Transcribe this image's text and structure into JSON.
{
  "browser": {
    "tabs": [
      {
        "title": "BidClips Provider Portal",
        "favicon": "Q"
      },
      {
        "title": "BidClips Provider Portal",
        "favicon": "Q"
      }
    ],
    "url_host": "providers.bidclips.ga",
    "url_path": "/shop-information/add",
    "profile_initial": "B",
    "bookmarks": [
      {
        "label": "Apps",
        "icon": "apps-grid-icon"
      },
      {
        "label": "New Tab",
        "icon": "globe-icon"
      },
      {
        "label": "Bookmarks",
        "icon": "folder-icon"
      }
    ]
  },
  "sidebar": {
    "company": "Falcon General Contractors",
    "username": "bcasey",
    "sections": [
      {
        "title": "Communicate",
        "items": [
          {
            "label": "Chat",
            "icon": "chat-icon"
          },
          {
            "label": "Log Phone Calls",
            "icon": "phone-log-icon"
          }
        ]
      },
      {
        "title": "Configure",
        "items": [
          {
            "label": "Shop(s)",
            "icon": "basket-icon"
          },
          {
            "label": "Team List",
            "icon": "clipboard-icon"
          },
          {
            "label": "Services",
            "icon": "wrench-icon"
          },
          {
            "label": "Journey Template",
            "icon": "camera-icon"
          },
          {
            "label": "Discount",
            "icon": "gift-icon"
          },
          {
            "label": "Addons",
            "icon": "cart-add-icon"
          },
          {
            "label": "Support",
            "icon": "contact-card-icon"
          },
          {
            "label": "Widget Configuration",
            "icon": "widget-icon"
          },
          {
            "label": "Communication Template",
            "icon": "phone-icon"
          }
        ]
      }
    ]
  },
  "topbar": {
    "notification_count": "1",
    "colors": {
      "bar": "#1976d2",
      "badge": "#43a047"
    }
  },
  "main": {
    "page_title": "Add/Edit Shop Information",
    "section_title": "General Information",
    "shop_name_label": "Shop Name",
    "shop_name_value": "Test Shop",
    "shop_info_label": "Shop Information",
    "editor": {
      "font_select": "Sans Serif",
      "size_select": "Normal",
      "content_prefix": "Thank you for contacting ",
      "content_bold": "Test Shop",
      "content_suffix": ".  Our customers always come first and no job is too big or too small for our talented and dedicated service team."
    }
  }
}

——————

Go through the records above and retype each one exactly.

**Solution to this exercise**
Transcribe this image's text and structure into JSON.
{
  "browser": {
    "tabs": [
      {
        "title": "BidClips Provider Portal",
        "favicon": "Q"
      },
      {
        "title": "BidClips Provider Portal",
        "favicon": "Q"
      }
    ],
    "url_host": "providers.bidclips.ga",
    "url_path": "/shop-information/add",
    "profile_initial": "B",
    "bookmarks": [
      {
        "label": "Apps",
        "icon": "apps-grid-icon"
      },
      {
        "label": "New Tab",
        "icon": "globe-icon"
      },
      {
        "label": "Bookmarks",
        "icon": "folder-icon"
      }
    ]
  },
  "sidebar": {
    "company": "Falcon General Contractors",
    "username": "bcasey",
    "sections": [
      {
        "title": "Communicate",
        "items": [
          {
            "label": "Chat",
            "icon": "chat-icon"
          },
          {
            "label": "Log Phone Calls",
            "icon": "phone-log-icon"
          }
        ]
      },
      {
        "title": "Configure",
        "items": [
          {
            "label": "Shop(s)",
            "icon": "basket-icon"
          },
          {
            "label": "Team List",
            "icon": "clipboard-icon"
          },
          {
            "label": "Services",
            "icon": "wrench-icon"
          },
          {
            "label": "Journey Template",
            "icon": "camera-icon"
          },
          {
            "label": "Discount",
            "icon": "gift-icon"
          },
          {
            "label": "Addons",
            "icon": "cart-add-icon"
          },
          {
            "label": "Support",
            "icon": "contact-card-icon"
          },
          {
            "label": "Widget Configuration",
            "icon": "widget-icon"
          },
          {
            "label": "Communication Template",
            "icon": "phone-icon"
          }
        ]
      }
    ]
  },
  "topbar": {
    "notification_count": "1",
    "colors": {
      "bar": "#1976d2",
      "badge": "#43a047"
    }
  },
  "main": {
    "page_title": "Add/Edit Shop Information",
    "section_title": "General Information",
    "shop_name_label": "Shop Name",
    "shop_name_value": "Test Shop",
    "shop_info_label": "Shop Information",
    "editor": {
      "font_select": "Sans Serif",
      "size_select": "Normal",
      "content_prefix": "Thank you for contacting ",
      "content_bold": "Test Shop",
      "content_suffix": ".  Our customers always come first and no job is too big or too small for our talented and dedicated service team."
    }
  }
}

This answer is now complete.